→ **Task goal**: Restate every entry word for word.
===== Data rows =====
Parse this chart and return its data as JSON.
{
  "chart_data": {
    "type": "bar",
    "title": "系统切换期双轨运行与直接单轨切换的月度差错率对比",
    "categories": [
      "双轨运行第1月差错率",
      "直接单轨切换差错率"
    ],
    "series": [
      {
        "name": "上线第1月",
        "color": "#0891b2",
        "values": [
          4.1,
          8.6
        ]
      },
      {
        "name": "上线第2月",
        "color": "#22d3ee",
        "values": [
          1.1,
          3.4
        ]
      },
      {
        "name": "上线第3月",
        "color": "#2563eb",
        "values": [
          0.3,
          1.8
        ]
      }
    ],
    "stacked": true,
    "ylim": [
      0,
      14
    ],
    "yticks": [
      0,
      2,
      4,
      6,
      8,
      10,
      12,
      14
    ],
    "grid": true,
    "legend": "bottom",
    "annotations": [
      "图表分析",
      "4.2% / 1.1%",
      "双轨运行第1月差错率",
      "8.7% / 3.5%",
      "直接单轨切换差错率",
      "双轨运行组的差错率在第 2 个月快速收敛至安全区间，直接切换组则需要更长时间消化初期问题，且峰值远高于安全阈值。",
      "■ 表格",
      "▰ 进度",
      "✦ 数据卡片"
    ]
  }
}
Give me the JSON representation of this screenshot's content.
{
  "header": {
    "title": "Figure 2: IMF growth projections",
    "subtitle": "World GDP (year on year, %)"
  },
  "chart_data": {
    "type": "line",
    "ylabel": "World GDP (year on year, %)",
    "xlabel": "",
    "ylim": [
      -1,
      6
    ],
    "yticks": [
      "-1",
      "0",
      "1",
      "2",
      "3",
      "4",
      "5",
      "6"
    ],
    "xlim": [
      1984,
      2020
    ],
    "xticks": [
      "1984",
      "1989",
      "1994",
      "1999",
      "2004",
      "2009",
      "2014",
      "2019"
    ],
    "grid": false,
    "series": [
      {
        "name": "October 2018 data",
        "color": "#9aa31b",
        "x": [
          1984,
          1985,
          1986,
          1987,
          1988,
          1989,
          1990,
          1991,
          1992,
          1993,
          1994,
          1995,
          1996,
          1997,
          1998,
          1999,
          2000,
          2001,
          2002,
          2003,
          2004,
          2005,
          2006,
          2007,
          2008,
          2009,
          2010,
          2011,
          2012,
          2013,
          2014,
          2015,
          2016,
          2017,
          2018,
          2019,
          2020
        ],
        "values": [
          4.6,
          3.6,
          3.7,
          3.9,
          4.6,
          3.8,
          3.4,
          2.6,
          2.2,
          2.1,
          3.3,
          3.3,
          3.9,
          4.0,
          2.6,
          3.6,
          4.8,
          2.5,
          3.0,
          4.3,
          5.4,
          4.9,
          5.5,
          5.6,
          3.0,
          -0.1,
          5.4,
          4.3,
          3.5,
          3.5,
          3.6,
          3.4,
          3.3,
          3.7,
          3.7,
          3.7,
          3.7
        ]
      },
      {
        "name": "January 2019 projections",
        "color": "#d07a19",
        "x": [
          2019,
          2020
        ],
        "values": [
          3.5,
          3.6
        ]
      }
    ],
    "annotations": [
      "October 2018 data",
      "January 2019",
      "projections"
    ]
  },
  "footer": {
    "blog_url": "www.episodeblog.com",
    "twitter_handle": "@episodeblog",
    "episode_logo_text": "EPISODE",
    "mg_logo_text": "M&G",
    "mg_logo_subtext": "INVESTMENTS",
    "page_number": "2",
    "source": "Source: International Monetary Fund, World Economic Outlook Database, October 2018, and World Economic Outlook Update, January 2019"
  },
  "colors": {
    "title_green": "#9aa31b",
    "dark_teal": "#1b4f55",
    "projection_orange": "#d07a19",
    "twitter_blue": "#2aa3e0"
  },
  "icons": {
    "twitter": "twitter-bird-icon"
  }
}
=====
→ **Complete response**:
Parse this chart and return its data as JSON.
{
  "chart_data": {
    "type": "bar",
    "title": "系统切换期双轨运行与直接单轨切换的月度差错率对比",
    "categories": [
      "双轨运行第1月差错率",
      "直接单轨切换差错率"
    ],
    "series": [
      {
        "name": "上线第1月",
        "color": "#0891b2",
        "values": [
          4.1,
          8.6
        ]
      },
      {
        "name": "上线第2月",
        "color": "#22d3ee",
        "values": [
          1.1,
          3.4
        ]
      },
      {
        "name": "上线第3月",
        "color": "#2563eb",
        "values": [
          0.3,
          1.8
        ]
      }
    ],
    "stacked": true,
    "ylim": [
      0,
      14
    ],
    "yticks": [
      0,
      2,
      4,
      6,
      8,
      10,
      12,
      14
    ],
    "grid": true,
    "legend": "bottom",
    "annotations": [
      "图表分析",
      "4.2% / 1.1%",
      "双轨运行第1月差错率",
      "8.7% / 3.5%",
      "直接单轨切换差错率",
      "双轨运行组的差错率在第 2 个月快速收敛至安全区间，直接切换组则需要更长时间消化初期问题，且峰值远高于安全阈值。",
      "■ 表格",
      "▰ 进度",
      "✦ 数据卡片"
    ]
  }
}
Give me the JSON representation of this screenshot's content.
{
  "header": {
    "title": "Figure 2: IMF growth projections",
    "subtitle": "World GDP (year on year, %)"
  },
  "chart_data": {
    "type": "line",
    "ylabel": "World GDP (year on year, %)",
    "xlabel": "",
    "ylim": [
      -1,
      6
    ],
    "yticks": [
      "-1",
      "0",
      "1",
      "2",
      "3",
      "4",
      "5",
      "6"
    ],
    "xlim": [
      1984,
      2020
    ],
    "xticks": [
      "1984",
      "1989",
      "1994",
      "1999",
      "2004",
      "2009",
      "2014",
      "2019"
    ],
    "grid": false,
    "series": [
      {
        "name": "October 2018 data",
        "color": "#9aa31b",
        "x": [
          1984,
          1985,
          1986,
          1987,
          1988,
          1989,
          1990,
          1991,
          1992,
          1993,
          1994,
          1995,
          1996,
          1997,
          1998,
          1999,
          2000,
          2001,
          2002,
          2003,
          2004,
          2005,
          2006,
          2007,
          2008,
          2009,
          2010,
          2011,
          2012,
          2013,
          2014,
          2015,
          2016,
          2017,
          2018,
          2019,
          2020
        ],
        "values": [
          4.6,
          3.6,
          3.7,
          3.9,
          4.6,
          3.8,
          3.4,
          2.6,
          2.2,
          2.1,
          3.3,
          3.3,
          3.9,
          4.0,
          2.6,
          3.6,
          4.8,
          2.5,
          3.0,
          4.3,
          5.4,
          4.9,
          5.5,
          5.6,
          3.0,
          -0.1,
          5.4,
          4.3,
          3.5,
          3.5,
          3.6,
          3.4,
          3.3,
          3.7,
          3.7,
          3.7,
          3.7
        ]
      },
      {
        "name": "January 2019 projections",
        "color": "#d07a19",
        "x": [
          2019,
          2020
        ],
        "values": [
          3.5,
          3.6
        ]
      }
    ],
    "annotations": [
      "October 2018 data",
      "January 2019",
      "projections"
    ]
  },
  "footer": {
    "blog_url": "www.episodeblog.com",
    "twitter_handle": "@episodeblog",
    "episode_logo_text": "EPISODE",
    "mg_logo_text": "M&G",
    "mg_logo_subtext": "INVESTMENTS",
    "page_number": "2",
    "source": "Source: International Monetary Fund, World Economic Outlook Database, October 2018, and World Economic Outlook Update, January 2019"
  },
  "colors": {
    "title_green": "#9aa31b",
    "dark_teal": "#1b4f55",
    "projection_orange": "#d07a19",
    "twitter_blue": "#2aa3e0"
  },
  "icons": {
    "twitter": "twitter-bird-icon"
  }
}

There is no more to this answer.